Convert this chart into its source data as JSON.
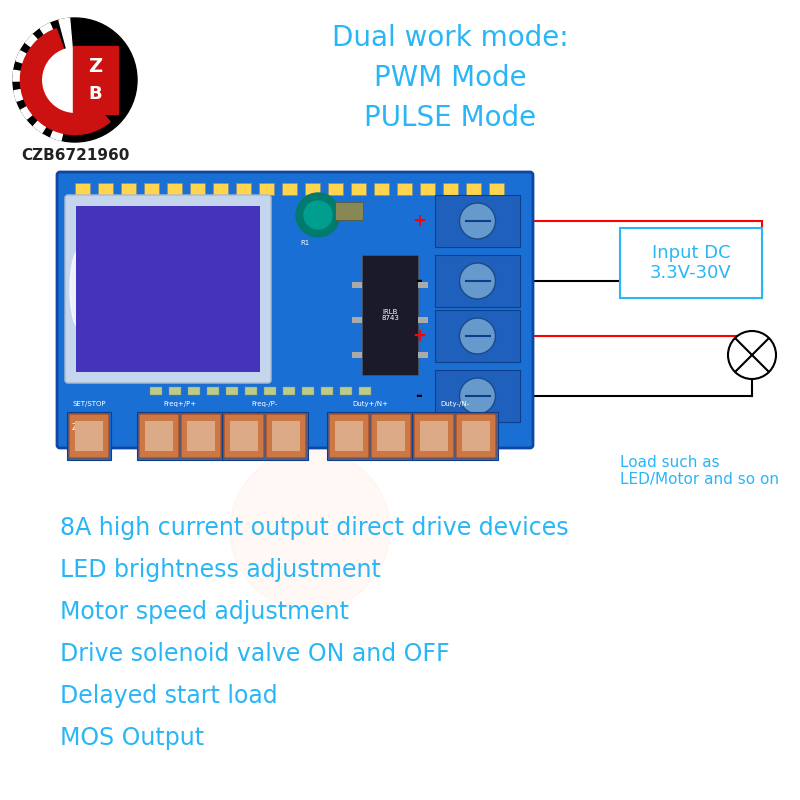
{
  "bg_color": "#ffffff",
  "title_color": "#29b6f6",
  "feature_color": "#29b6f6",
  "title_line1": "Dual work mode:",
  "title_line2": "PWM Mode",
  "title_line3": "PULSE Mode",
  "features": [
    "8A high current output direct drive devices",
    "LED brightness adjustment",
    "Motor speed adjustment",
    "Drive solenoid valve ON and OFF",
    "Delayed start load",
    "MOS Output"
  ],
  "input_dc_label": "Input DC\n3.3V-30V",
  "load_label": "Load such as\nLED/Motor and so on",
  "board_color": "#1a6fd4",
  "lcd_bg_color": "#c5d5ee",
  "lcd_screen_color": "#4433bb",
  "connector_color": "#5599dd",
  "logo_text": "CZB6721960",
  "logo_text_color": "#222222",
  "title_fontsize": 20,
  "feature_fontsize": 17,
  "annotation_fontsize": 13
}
...
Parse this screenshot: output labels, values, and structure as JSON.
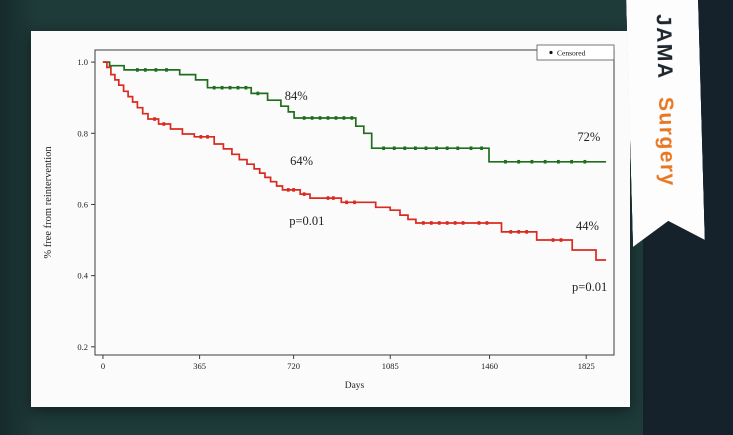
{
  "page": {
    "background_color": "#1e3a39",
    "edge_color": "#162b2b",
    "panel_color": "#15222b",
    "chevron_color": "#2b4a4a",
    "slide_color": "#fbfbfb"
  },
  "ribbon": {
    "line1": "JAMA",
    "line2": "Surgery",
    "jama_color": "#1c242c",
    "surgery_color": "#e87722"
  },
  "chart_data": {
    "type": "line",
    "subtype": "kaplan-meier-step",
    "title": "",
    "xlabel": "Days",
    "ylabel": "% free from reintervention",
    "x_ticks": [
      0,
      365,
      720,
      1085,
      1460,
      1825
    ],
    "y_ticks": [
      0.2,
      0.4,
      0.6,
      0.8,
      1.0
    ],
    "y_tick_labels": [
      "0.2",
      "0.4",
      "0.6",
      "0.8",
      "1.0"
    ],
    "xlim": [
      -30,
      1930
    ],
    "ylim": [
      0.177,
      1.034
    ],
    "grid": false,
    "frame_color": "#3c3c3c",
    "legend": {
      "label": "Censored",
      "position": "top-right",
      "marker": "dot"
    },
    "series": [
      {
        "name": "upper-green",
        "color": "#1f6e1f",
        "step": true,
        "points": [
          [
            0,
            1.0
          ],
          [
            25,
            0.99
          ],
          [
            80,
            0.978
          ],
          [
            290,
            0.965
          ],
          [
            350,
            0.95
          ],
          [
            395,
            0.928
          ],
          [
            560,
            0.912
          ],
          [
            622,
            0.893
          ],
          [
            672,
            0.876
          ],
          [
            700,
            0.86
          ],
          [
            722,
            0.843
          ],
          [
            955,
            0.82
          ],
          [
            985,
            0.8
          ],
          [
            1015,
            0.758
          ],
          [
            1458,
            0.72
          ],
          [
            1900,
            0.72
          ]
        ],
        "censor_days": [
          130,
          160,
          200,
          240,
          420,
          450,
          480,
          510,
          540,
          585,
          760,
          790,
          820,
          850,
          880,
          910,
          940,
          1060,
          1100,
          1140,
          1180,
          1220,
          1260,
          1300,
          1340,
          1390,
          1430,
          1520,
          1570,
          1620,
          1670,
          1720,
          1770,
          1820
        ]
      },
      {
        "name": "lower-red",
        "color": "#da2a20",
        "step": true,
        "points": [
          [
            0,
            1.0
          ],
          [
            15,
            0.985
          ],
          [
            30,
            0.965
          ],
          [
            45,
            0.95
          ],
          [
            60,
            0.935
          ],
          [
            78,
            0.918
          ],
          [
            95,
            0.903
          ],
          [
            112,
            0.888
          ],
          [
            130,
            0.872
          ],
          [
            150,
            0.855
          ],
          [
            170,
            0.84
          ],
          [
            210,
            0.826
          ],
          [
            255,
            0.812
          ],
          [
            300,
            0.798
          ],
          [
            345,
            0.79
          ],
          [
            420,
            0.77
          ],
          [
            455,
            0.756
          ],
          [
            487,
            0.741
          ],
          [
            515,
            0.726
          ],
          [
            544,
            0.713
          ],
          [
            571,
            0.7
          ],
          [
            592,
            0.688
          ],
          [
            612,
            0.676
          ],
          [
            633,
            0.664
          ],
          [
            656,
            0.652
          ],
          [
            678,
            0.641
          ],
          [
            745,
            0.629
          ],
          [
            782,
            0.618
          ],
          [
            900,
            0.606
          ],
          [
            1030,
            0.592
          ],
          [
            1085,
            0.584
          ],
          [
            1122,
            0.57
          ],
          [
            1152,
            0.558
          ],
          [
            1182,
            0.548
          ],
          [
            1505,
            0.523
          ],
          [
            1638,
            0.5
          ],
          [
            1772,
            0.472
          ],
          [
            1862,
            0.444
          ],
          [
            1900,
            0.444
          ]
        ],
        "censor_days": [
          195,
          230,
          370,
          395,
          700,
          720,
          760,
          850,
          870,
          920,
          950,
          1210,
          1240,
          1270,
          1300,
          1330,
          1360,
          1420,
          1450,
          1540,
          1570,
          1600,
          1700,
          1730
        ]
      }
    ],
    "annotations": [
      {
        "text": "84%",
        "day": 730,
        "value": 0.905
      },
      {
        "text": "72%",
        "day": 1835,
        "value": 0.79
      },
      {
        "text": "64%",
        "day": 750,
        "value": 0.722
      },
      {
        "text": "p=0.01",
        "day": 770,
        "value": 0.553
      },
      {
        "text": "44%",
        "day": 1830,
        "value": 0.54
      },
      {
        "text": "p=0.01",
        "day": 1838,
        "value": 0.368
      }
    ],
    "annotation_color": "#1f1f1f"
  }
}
--
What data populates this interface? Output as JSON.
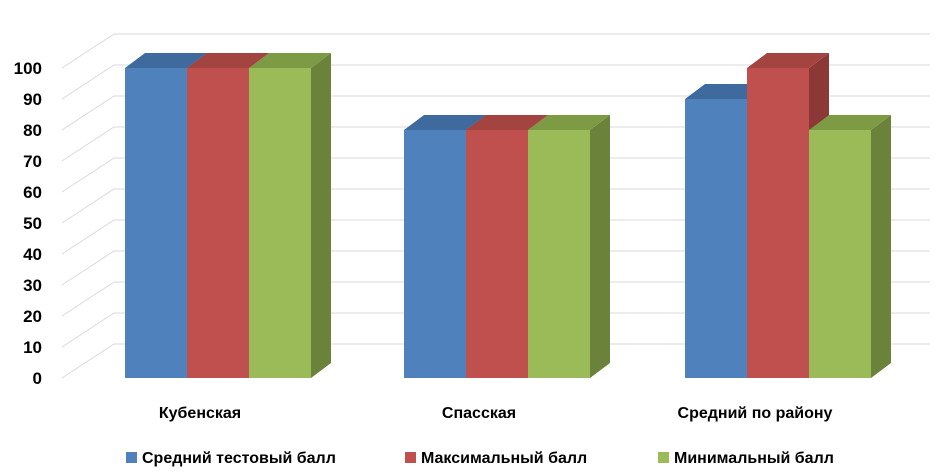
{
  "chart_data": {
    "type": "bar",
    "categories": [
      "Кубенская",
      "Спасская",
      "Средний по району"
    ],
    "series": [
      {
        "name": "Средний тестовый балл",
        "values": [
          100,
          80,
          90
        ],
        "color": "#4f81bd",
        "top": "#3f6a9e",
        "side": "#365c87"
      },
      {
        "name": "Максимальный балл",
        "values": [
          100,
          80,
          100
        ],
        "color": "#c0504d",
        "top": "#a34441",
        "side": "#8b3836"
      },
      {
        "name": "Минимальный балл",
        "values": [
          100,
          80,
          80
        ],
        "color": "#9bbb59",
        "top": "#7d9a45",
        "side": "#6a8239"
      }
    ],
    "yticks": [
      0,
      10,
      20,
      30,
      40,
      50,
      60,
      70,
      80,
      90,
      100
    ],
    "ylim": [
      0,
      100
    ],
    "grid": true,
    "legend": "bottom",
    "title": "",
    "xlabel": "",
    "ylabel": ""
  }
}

> _Set task_
List the lines that contain the word "side".

> _Answer to this exercise_
        "side": "#365c87"
        "side": "#8b3836"
        "side": "#6a8239"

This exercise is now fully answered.